- **Page excerpt**
JEFF PEARLMAN

JEFF PEARLMAN

Speech

lobbyist

Two nights ago the wife and I went to see It’s Complicated, an utterly inane film that people over the age of 120 seem to love. The thing was so dreadful that, midway through, I wanted to stand up and scream, “FIRE!!! EVERYONE RUN OUT OR YOU’LL DIIIIIIIIEEEEEEEEE!”

But I didn’t. Because it’s not protected speech, even under the First Amendment.

I loathe Tom Coburn, Oklahoma’s smug, ignorant right-wing senator. I imagine it would give some great pleasure to call his office and say, “If you don’t start making sense, I’m going to shoot you.”

But I wouldn’t. Because it’s not protected speech, even under the First Amendment.

See, that’s the rub. The First Amendment protects free speech as well as any document the world knows, but it also possesses its own good-of-the-game clauses that limit certain genres of expression that do significantly more harm than good.

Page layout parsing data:
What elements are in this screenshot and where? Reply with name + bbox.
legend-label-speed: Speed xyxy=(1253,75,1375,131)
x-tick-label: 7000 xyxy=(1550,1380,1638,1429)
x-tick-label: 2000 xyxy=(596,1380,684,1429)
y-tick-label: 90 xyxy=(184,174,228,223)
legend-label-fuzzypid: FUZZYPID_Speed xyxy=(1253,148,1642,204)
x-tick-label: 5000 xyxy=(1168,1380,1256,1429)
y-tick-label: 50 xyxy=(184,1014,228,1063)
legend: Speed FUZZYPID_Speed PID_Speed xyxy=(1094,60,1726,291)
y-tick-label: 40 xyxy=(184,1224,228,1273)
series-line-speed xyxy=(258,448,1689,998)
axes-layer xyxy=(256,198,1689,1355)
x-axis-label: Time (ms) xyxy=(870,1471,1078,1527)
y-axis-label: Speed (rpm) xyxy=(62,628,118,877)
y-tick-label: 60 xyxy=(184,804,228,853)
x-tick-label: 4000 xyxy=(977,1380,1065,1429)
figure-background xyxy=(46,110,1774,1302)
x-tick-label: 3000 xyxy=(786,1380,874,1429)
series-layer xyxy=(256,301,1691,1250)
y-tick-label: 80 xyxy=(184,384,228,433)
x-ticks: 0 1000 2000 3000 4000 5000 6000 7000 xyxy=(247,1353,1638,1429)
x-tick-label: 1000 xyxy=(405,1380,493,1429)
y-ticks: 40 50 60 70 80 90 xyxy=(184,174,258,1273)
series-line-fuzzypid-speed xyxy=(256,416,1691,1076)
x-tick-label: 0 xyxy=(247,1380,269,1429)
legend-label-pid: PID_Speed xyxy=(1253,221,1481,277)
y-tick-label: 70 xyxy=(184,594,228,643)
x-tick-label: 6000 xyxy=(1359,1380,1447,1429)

- **To do**
1 – In one to three sentences, explain why the free speech post says the First Amendment limits certain kinds of expression.
2 – Please resume the free speech post, starting after its last sentence.
This data comes from a separate source than the free speech post.

- **Numbered answers**
1 – The post says the First Amendment protects free speech as well as any document the world knows, but it has its own good-of-the-game clauses. These clauses limit certain genres of expression because they do significantly more harm than good.

2 –
Yesterday, in a decision that you—white, black, Democrat, Republican, Yankee fan, Met fan, pet owner, Mormon, Jew, Christian, Muslim, anarchist, Oprah fan … everyone—should be mortified by, the Supreme Court overruled two vital precedents about First Amendment rights and ruled, in a heinous 5-4 decision, that the government cannot ban political spending by corporations.

Translation: Any voice you had in the process is completely, totally gone.

Ho-hum, you say. Blah blah, you utter. No. No! NO! This is not merely another boring court decision that will maybe possibly probably not impact your direct life. Nope, this decision completely changes the political landscape. For now on, corporations will absolutely, positively, without question own our candidates. OWN THEM. What? You say they’ve always been owned. Maybe—but not like this.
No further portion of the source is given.